REQUIREMENTS: Filter the listing below, copying every line in which the word "label" appears.

SUPPLIED RECORDS:

— begin —

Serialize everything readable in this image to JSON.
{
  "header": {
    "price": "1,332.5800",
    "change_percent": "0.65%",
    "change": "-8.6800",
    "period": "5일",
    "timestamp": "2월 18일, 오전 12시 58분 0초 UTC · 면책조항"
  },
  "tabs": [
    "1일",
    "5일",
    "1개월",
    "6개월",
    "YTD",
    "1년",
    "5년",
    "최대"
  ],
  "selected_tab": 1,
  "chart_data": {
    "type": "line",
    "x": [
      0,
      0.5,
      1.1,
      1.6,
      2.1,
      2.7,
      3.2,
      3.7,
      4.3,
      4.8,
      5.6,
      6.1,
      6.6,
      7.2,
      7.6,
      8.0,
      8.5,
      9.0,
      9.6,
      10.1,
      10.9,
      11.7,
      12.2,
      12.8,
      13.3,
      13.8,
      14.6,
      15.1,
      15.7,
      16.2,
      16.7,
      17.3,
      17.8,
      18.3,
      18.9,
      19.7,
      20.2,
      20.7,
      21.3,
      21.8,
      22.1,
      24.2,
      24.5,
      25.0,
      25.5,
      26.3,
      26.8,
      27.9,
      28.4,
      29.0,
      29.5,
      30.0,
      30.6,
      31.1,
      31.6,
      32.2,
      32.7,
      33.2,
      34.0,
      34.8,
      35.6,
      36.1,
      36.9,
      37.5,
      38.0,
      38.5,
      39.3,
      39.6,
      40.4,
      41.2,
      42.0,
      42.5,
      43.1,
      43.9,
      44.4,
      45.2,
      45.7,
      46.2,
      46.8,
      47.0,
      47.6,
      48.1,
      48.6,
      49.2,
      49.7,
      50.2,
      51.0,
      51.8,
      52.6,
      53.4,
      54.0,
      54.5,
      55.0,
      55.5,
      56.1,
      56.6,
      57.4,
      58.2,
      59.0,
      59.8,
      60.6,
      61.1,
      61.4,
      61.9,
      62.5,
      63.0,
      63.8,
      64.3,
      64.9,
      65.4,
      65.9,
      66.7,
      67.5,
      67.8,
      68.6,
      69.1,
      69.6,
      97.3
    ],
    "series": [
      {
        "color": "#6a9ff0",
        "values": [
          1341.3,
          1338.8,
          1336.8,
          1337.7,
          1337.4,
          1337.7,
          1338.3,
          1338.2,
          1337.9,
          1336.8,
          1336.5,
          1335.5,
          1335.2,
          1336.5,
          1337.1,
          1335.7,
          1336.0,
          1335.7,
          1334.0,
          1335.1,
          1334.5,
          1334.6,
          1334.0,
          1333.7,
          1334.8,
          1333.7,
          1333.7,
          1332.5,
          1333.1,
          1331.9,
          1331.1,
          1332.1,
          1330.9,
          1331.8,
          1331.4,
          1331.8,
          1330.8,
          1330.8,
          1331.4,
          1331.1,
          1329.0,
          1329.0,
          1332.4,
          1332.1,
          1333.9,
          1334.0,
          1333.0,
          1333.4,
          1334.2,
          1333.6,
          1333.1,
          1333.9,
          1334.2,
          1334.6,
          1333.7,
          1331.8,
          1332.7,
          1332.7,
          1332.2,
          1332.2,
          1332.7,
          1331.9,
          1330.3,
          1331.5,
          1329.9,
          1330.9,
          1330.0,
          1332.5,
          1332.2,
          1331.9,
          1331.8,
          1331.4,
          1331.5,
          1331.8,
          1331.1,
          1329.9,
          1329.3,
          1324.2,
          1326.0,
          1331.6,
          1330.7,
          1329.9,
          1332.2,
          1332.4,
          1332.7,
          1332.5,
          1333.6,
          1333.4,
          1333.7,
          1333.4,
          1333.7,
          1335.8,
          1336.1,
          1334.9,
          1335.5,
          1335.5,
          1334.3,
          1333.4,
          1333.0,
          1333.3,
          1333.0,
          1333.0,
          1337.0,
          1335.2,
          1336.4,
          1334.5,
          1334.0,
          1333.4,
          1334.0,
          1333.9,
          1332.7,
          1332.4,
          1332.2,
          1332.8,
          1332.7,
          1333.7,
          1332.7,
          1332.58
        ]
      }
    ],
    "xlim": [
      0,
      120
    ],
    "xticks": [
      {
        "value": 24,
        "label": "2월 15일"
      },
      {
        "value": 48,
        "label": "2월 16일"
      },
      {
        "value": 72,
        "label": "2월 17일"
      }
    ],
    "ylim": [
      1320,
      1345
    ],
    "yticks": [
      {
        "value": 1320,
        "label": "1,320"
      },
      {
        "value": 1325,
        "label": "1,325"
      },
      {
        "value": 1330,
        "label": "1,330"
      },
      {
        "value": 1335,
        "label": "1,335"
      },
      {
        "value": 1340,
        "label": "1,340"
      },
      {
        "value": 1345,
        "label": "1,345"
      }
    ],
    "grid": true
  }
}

— end —

RESPONSE:
        "label": "2월 15일"
        "label": "2월 16일"
        "label": "2월 17일"
        "label": "1,320"
        "label": "1,325"
        "label": "1,330"
        "label": "1,335"
        "label": "1,340"
        "label": "1,345"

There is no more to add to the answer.